Extracted data entries
——

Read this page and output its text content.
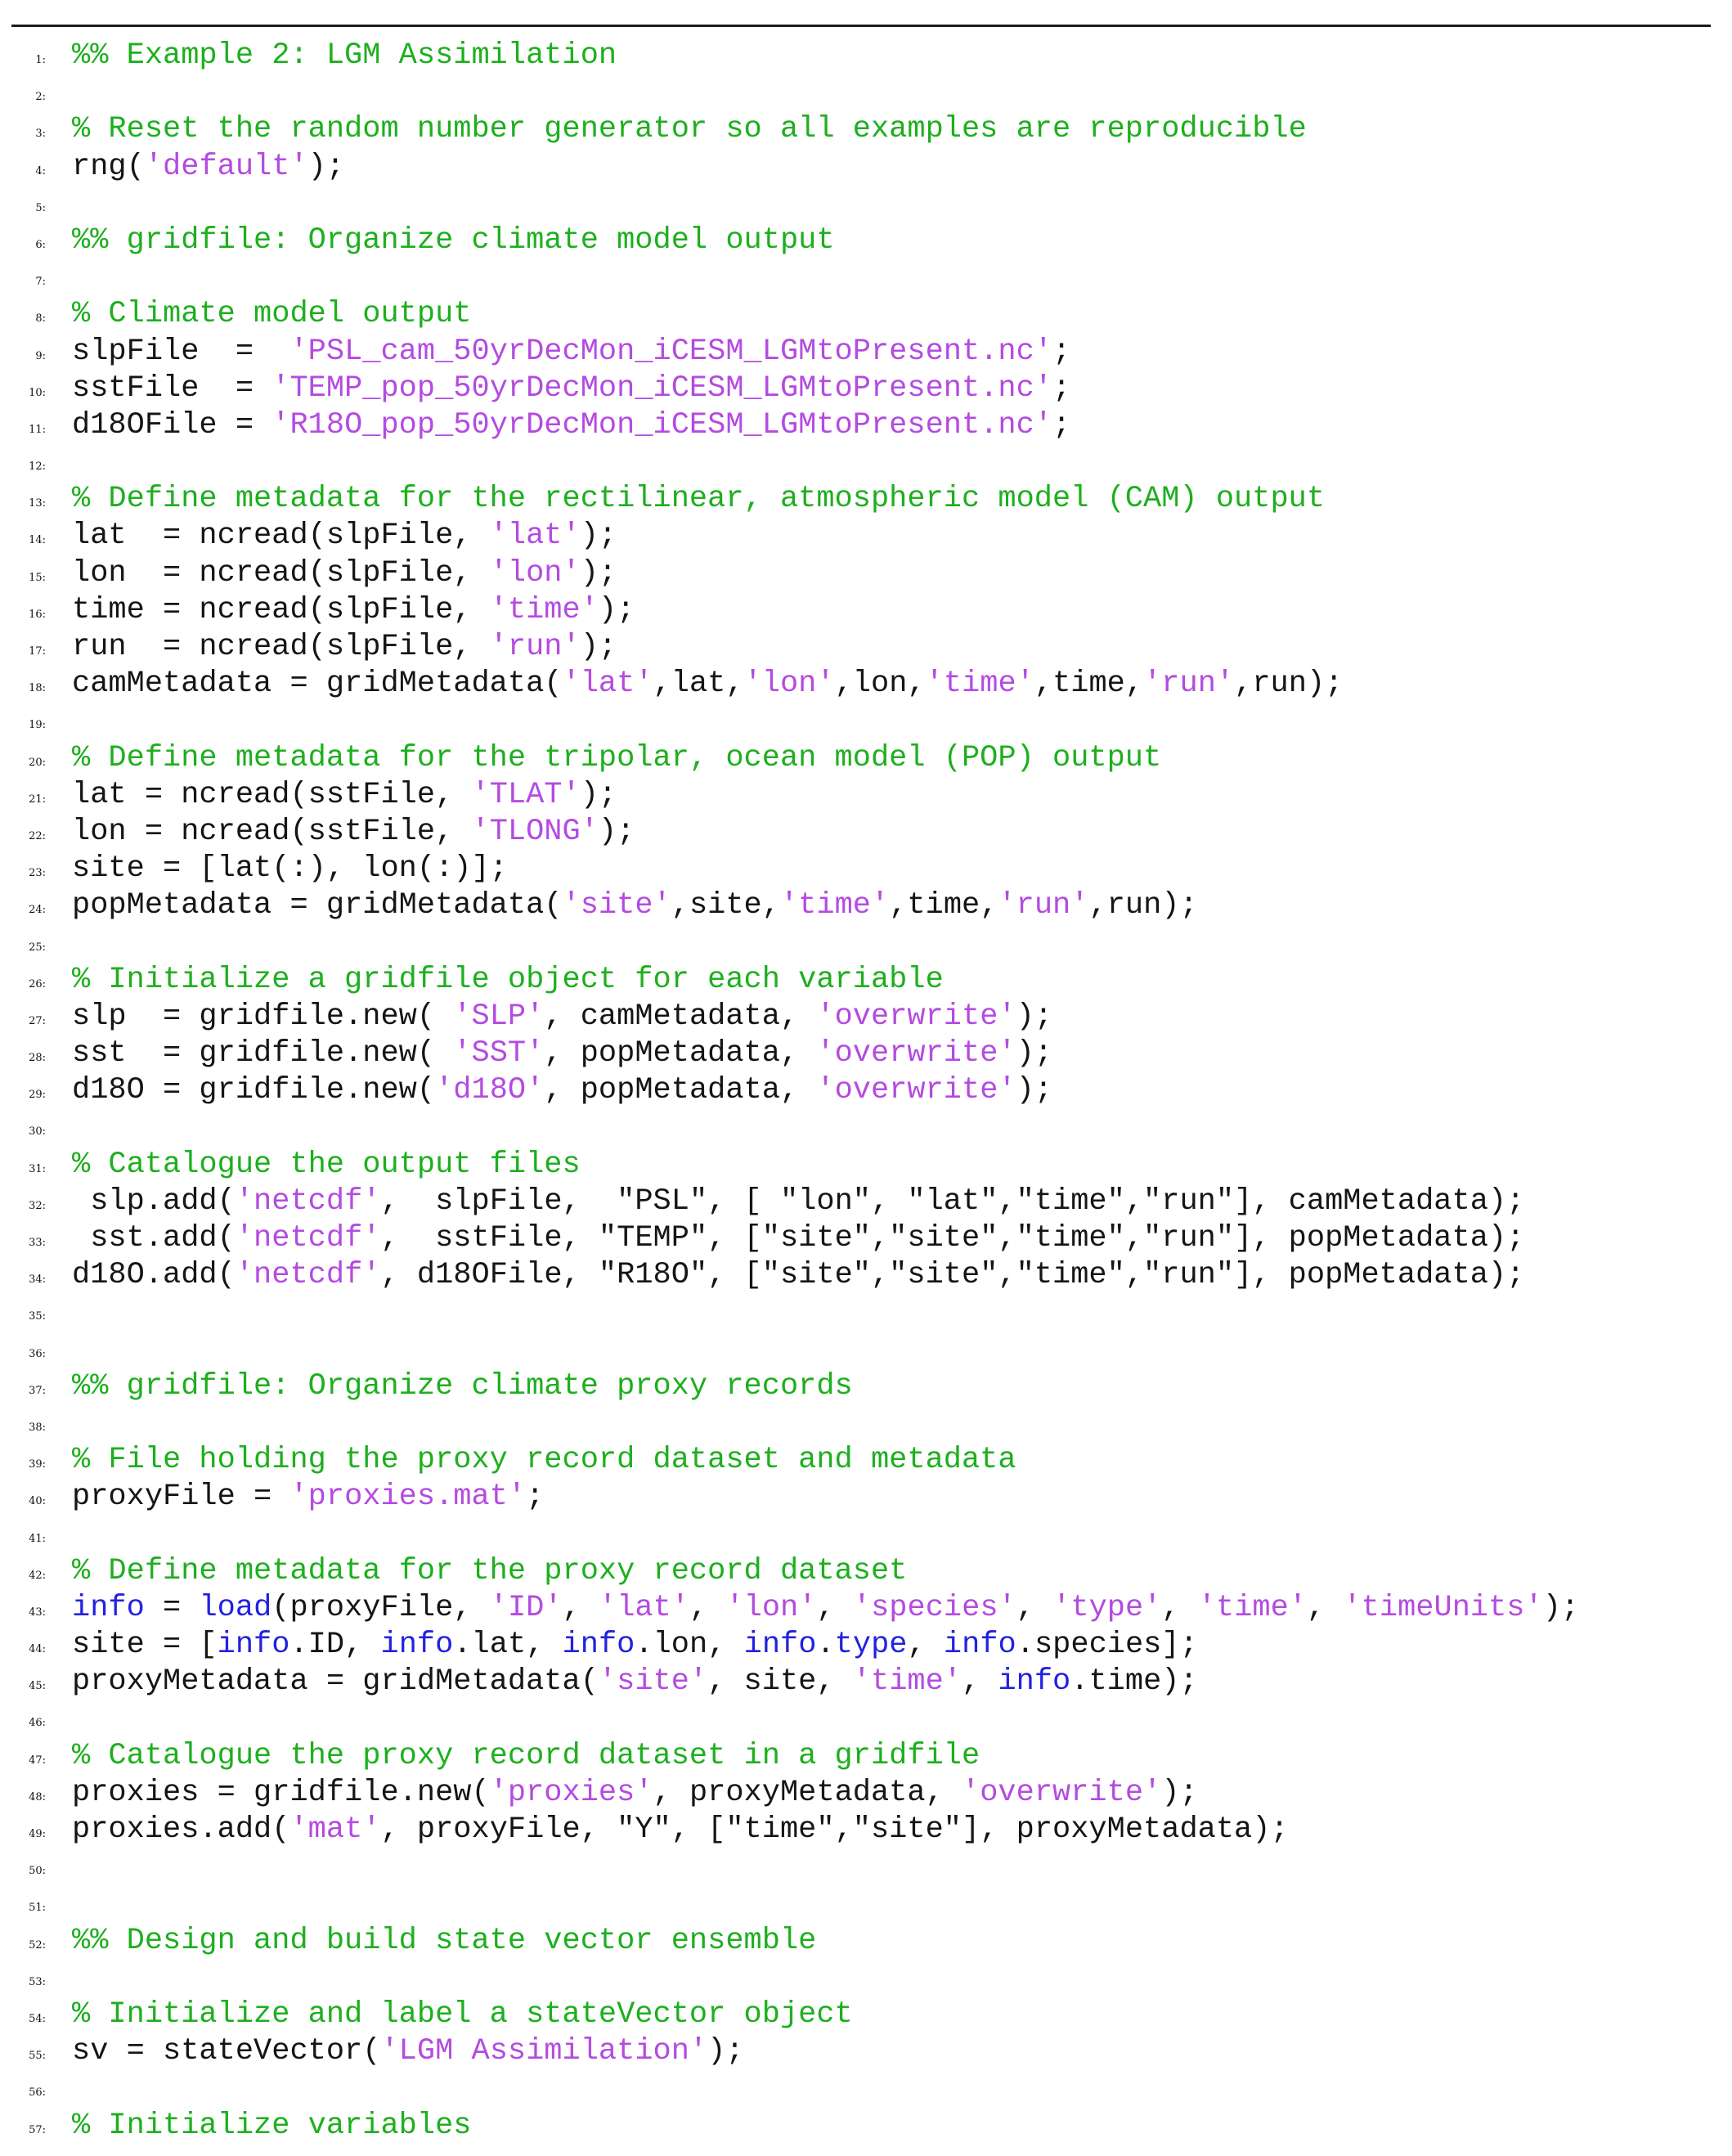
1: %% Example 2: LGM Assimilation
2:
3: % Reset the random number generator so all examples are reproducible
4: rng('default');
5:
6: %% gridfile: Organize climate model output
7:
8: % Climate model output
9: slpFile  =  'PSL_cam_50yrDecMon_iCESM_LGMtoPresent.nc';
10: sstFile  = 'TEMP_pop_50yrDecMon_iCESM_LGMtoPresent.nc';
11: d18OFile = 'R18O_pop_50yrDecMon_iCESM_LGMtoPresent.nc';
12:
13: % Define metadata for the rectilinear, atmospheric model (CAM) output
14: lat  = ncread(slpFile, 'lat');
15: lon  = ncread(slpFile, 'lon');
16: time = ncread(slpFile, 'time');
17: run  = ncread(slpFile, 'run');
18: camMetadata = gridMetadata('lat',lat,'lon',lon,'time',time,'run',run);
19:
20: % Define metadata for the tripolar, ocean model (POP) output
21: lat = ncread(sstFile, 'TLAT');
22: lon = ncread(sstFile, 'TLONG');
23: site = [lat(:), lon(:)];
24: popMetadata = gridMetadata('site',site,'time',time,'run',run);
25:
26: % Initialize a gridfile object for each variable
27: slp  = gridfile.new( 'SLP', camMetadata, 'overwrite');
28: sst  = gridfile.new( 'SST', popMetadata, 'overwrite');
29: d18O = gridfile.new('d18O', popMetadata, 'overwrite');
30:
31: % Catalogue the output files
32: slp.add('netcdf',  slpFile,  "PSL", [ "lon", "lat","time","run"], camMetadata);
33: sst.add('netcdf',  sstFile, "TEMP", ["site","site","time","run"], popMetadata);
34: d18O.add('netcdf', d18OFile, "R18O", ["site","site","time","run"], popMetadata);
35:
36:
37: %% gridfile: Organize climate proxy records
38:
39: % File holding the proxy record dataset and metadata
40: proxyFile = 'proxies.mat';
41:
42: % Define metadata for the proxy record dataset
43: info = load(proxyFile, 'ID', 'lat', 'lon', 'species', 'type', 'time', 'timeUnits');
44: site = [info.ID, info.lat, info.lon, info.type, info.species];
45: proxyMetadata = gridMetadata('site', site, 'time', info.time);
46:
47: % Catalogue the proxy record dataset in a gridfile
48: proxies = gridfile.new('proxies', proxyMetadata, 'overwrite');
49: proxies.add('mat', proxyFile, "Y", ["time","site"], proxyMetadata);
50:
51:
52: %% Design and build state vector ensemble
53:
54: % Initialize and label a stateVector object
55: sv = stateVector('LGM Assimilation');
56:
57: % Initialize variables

——

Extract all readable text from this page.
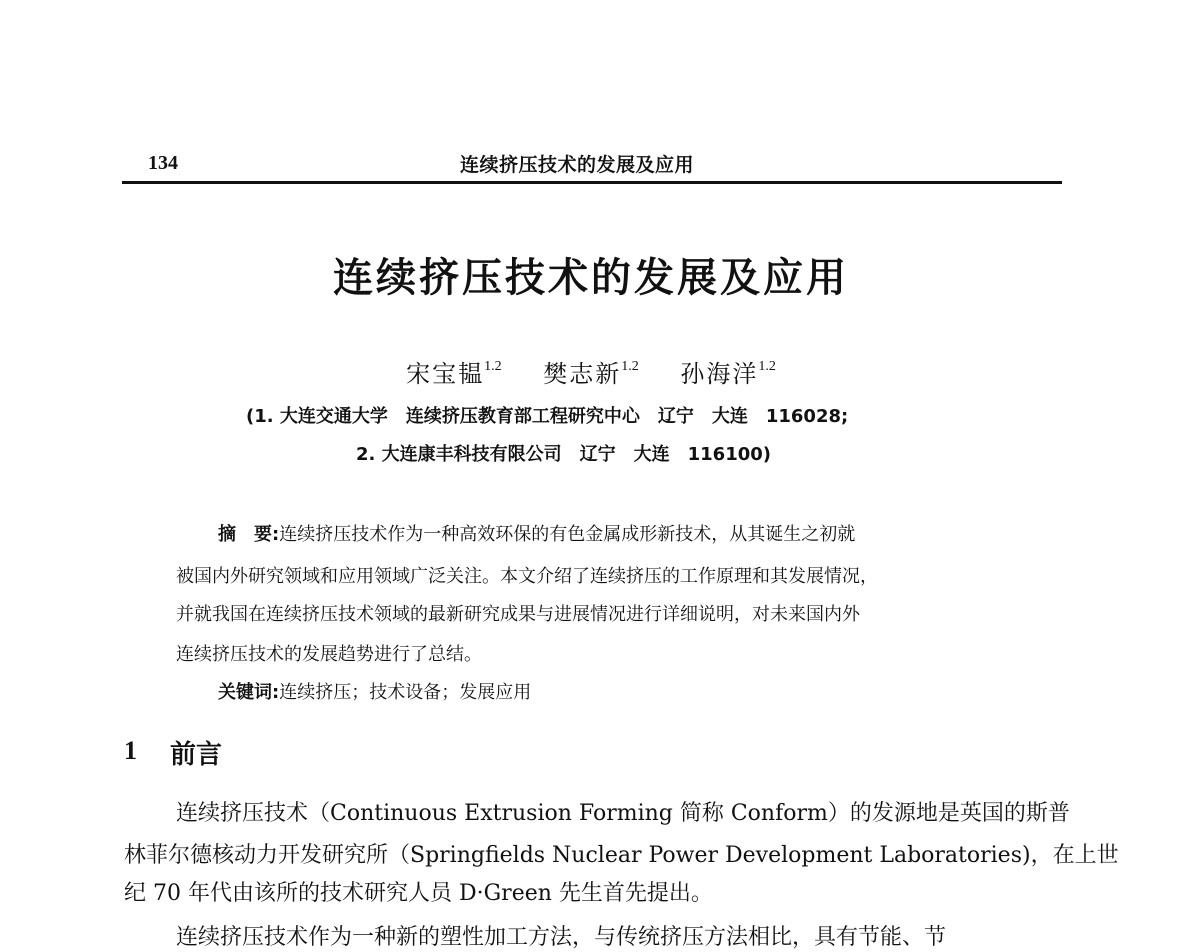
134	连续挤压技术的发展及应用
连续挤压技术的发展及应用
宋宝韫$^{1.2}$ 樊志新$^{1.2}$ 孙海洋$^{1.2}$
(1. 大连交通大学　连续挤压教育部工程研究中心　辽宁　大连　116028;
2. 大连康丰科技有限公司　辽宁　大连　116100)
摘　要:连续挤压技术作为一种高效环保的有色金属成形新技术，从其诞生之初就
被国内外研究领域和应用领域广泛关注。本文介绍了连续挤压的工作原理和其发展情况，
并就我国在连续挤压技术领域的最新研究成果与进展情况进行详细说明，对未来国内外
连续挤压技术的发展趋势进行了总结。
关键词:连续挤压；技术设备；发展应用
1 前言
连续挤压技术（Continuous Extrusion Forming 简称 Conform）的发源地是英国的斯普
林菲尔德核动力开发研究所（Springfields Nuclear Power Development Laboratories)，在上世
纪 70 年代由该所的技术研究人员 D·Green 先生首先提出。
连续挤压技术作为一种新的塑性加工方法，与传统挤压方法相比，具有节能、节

——

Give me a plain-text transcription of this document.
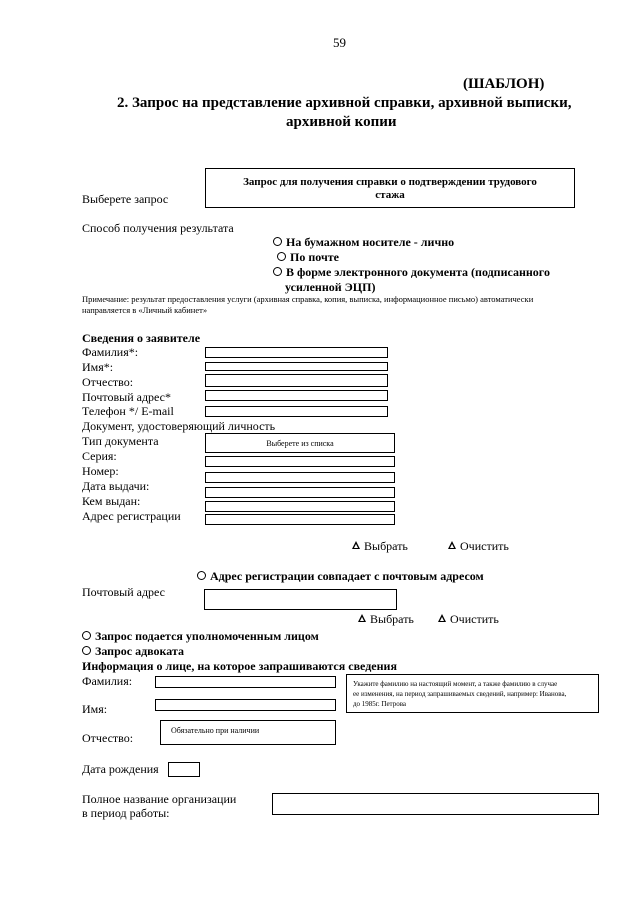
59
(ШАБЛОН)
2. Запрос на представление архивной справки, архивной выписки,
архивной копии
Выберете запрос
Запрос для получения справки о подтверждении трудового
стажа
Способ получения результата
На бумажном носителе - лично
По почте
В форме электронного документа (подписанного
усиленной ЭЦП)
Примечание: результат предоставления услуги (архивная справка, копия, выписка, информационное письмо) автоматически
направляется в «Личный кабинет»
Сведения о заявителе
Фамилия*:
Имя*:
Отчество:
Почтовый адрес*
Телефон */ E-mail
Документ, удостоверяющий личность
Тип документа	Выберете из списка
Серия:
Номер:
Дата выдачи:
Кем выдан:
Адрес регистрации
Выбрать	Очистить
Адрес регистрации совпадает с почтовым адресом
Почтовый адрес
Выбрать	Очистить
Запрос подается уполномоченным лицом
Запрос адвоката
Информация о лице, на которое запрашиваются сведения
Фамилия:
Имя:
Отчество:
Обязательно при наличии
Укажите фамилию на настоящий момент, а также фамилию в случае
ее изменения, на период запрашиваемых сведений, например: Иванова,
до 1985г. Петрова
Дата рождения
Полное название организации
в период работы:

——

Only a number is needed: how many lines of the material above contain "Assimilation"?

2